- [Records to process]
*-*-*

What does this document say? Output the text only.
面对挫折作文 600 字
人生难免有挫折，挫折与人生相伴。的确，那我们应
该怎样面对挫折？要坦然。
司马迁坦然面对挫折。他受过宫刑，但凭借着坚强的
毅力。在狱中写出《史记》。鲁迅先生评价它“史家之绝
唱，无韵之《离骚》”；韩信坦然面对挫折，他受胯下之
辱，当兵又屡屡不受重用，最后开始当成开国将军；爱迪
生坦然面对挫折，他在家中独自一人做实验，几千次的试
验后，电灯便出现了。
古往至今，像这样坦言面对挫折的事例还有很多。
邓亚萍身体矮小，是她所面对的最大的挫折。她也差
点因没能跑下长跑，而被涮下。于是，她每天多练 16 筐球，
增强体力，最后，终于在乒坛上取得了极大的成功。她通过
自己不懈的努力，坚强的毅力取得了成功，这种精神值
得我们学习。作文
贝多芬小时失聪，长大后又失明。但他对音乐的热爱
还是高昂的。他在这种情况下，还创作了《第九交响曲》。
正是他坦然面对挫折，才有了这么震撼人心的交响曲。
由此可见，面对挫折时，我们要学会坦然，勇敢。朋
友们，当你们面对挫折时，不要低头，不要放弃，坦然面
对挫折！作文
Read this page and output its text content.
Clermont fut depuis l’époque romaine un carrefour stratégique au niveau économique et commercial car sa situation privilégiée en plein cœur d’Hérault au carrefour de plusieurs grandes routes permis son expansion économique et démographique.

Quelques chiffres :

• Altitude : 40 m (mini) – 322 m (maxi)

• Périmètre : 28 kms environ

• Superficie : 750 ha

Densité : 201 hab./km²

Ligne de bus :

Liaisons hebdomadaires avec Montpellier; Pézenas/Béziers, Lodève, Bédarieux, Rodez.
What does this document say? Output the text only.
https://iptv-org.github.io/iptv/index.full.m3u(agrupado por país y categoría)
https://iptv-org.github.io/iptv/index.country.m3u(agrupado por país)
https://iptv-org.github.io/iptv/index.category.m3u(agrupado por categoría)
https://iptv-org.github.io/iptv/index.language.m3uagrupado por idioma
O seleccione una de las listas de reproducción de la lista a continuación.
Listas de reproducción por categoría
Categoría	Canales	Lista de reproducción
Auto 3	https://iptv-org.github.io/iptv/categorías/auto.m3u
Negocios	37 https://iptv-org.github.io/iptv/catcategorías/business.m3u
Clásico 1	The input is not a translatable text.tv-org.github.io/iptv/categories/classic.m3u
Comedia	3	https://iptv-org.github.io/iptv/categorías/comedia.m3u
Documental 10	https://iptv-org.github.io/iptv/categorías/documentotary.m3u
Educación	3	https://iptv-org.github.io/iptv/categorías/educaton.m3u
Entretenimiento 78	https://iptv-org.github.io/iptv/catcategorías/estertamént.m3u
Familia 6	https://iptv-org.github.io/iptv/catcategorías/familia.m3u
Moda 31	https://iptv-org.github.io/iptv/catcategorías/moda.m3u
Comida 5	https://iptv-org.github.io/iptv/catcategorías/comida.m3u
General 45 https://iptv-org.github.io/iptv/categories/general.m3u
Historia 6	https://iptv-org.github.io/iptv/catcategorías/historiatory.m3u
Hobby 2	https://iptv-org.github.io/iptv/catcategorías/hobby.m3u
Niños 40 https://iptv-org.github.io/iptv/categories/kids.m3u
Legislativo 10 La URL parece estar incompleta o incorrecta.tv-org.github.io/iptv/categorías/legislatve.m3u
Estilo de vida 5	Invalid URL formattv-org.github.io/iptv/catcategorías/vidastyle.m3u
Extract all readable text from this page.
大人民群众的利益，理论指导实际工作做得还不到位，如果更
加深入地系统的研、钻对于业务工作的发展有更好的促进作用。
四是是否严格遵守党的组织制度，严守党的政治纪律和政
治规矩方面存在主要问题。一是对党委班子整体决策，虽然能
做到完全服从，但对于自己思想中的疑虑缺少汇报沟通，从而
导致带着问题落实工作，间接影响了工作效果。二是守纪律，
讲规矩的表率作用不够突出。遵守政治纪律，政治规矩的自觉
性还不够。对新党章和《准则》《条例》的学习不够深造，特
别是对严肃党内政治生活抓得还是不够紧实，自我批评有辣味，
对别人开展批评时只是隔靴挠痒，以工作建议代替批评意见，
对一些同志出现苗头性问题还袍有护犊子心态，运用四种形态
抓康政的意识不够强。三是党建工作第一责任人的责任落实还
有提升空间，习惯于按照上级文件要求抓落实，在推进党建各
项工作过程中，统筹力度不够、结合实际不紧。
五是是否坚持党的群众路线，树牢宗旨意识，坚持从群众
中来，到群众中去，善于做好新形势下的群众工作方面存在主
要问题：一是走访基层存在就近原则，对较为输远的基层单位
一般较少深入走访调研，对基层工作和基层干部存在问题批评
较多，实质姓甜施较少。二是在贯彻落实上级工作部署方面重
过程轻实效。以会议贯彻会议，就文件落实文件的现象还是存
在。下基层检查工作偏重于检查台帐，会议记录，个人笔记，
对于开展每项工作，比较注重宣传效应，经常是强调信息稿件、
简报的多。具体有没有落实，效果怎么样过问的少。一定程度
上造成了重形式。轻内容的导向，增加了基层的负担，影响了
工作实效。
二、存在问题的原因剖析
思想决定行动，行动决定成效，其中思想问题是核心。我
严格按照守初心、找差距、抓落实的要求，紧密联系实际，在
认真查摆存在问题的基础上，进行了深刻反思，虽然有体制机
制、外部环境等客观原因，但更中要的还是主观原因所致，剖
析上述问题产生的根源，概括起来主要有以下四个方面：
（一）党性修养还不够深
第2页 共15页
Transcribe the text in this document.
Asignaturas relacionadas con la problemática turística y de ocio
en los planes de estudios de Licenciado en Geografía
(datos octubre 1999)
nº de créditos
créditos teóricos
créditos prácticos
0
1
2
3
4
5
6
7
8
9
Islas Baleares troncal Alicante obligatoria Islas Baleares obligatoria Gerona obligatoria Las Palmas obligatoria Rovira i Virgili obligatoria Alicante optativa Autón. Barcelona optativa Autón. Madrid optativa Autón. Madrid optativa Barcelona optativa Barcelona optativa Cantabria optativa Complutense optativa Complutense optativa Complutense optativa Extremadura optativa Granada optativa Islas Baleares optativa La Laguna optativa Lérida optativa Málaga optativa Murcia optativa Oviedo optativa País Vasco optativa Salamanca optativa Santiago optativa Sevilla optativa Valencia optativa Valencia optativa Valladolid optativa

*-*-*

- [Exercise prompt]
Return all of the entries exactly as they were supplied.

- [Solution to this exercise]
What does this document say? Output the text only.
面对挫折作文 600 字
人生难免有挫折，挫折与人生相伴。的确，那我们应
该怎样面对挫折？要坦然。
司马迁坦然面对挫折。他受过宫刑，但凭借着坚强的
毅力。在狱中写出《史记》。鲁迅先生评价它“史家之绝
唱，无韵之《离骚》”；韩信坦然面对挫折，他受胯下之
辱，当兵又屡屡不受重用，最后开始当成开国将军；爱迪
生坦然面对挫折，他在家中独自一人做实验，几千次的试
验后，电灯便出现了。
古往至今，像这样坦言面对挫折的事例还有很多。
邓亚萍身体矮小，是她所面对的最大的挫折。她也差
点因没能跑下长跑，而被涮下。于是，她每天多练 16 筐球，
增强体力，最后，终于在乒坛上取得了极大的成功。她通过
自己不懈的努力，坚强的毅力取得了成功，这种精神值
得我们学习。作文
贝多芬小时失聪，长大后又失明。但他对音乐的热爱
还是高昂的。他在这种情况下，还创作了《第九交响曲》。
正是他坦然面对挫折，才有了这么震撼人心的交响曲。
由此可见，面对挫折时，我们要学会坦然，勇敢。朋
友们，当你们面对挫折时，不要低头，不要放弃，坦然面
对挫折！作文
Read this page and output its text content.
Clermont fut depuis l’époque romaine un carrefour stratégique au niveau économique et commercial car sa situation privilégiée en plein cœur d’Hérault au carrefour de plusieurs grandes routes permis son expansion économique et démographique.

Quelques chiffres :

• Altitude : 40 m (mini) – 322 m (maxi)

• Périmètre : 28 kms environ

• Superficie : 750 ha

Densité : 201 hab./km²

Ligne de bus :

Liaisons hebdomadaires avec Montpellier; Pézenas/Béziers, Lodève, Bédarieux, Rodez.
What does this document say? Output the text only.
https://iptv-org.github.io/iptv/index.full.m3u(agrupado por país y categoría)
https://iptv-org.github.io/iptv/index.country.m3u(agrupado por país)
https://iptv-org.github.io/iptv/index.category.m3u(agrupado por categoría)
https://iptv-org.github.io/iptv/index.language.m3uagrupado por idioma
O seleccione una de las listas de reproducción de la lista a continuación.
Listas de reproducción por categoría
Categoría	Canales	Lista de reproducción
Auto 3	https://iptv-org.github.io/iptv/categorías/auto.m3u
Negocios	37 https://iptv-org.github.io/iptv/catcategorías/business.m3u
Clásico 1	The input is not a translatable text.tv-org.github.io/iptv/categories/classic.m3u
Comedia	3	https://iptv-org.github.io/iptv/categorías/comedia.m3u
Documental 10	https://iptv-org.github.io/iptv/categorías/documentotary.m3u
Educación	3	https://iptv-org.github.io/iptv/categorías/educaton.m3u
Entretenimiento 78	https://iptv-org.github.io/iptv/catcategorías/estertamént.m3u
Familia 6	https://iptv-org.github.io/iptv/catcategorías/familia.m3u
Moda 31	https://iptv-org.github.io/iptv/catcategorías/moda.m3u
Comida 5	https://iptv-org.github.io/iptv/catcategorías/comida.m3u
General 45 https://iptv-org.github.io/iptv/categories/general.m3u
Historia 6	https://iptv-org.github.io/iptv/catcategorías/historiatory.m3u
Hobby 2	https://iptv-org.github.io/iptv/catcategorías/hobby.m3u
Niños 40 https://iptv-org.github.io/iptv/categories/kids.m3u
Legislativo 10 La URL parece estar incompleta o incorrecta.tv-org.github.io/iptv/categorías/legislatve.m3u
Estilo de vida 5	Invalid URL formattv-org.github.io/iptv/catcategorías/vidastyle.m3u
Extract all readable text from this page.
大人民群众的利益，理论指导实际工作做得还不到位，如果更
加深入地系统的研、钻对于业务工作的发展有更好的促进作用。
四是是否严格遵守党的组织制度，严守党的政治纪律和政
治规矩方面存在主要问题。一是对党委班子整体决策，虽然能
做到完全服从，但对于自己思想中的疑虑缺少汇报沟通，从而
导致带着问题落实工作，间接影响了工作效果。二是守纪律，
讲规矩的表率作用不够突出。遵守政治纪律，政治规矩的自觉
性还不够。对新党章和《准则》《条例》的学习不够深造，特
别是对严肃党内政治生活抓得还是不够紧实，自我批评有辣味，
对别人开展批评时只是隔靴挠痒，以工作建议代替批评意见，
对一些同志出现苗头性问题还袍有护犊子心态，运用四种形态
抓康政的意识不够强。三是党建工作第一责任人的责任落实还
有提升空间，习惯于按照上级文件要求抓落实，在推进党建各
项工作过程中，统筹力度不够、结合实际不紧。
五是是否坚持党的群众路线，树牢宗旨意识，坚持从群众
中来，到群众中去，善于做好新形势下的群众工作方面存在主
要问题：一是走访基层存在就近原则，对较为输远的基层单位
一般较少深入走访调研，对基层工作和基层干部存在问题批评
较多，实质姓甜施较少。二是在贯彻落实上级工作部署方面重
过程轻实效。以会议贯彻会议，就文件落实文件的现象还是存
在。下基层检查工作偏重于检查台帐，会议记录，个人笔记，
对于开展每项工作，比较注重宣传效应，经常是强调信息稿件、
简报的多。具体有没有落实，效果怎么样过问的少。一定程度
上造成了重形式。轻内容的导向，增加了基层的负担，影响了
工作实效。
二、存在问题的原因剖析
思想决定行动，行动决定成效，其中思想问题是核心。我
严格按照守初心、找差距、抓落实的要求，紧密联系实际，在
认真查摆存在问题的基础上，进行了深刻反思，虽然有体制机
制、外部环境等客观原因，但更中要的还是主观原因所致，剖
析上述问题产生的根源，概括起来主要有以下四个方面：
（一）党性修养还不够深
第2页 共15页
Transcribe the text in this document.
Asignaturas relacionadas con la problemática turística y de ocio
en los planes de estudios de Licenciado en Geografía
(datos octubre 1999)
nº de créditos
créditos teóricos
créditos prácticos
0
1
2
3
4
5
6
7
8
9
Islas Baleares troncal Alicante obligatoria Islas Baleares obligatoria Gerona obligatoria Las Palmas obligatoria Rovira i Virgili obligatoria Alicante optativa Autón. Barcelona optativa Autón. Madrid optativa Autón. Madrid optativa Barcelona optativa Barcelona optativa Cantabria optativa Complutense optativa Complutense optativa Complutense optativa Extremadura optativa Granada optativa Islas Baleares optativa La Laguna optativa Lérida optativa Málaga optativa Murcia optativa Oviedo optativa País Vasco optativa Salamanca optativa Santiago optativa Sevilla optativa Valencia optativa Valencia optativa Valladolid optativa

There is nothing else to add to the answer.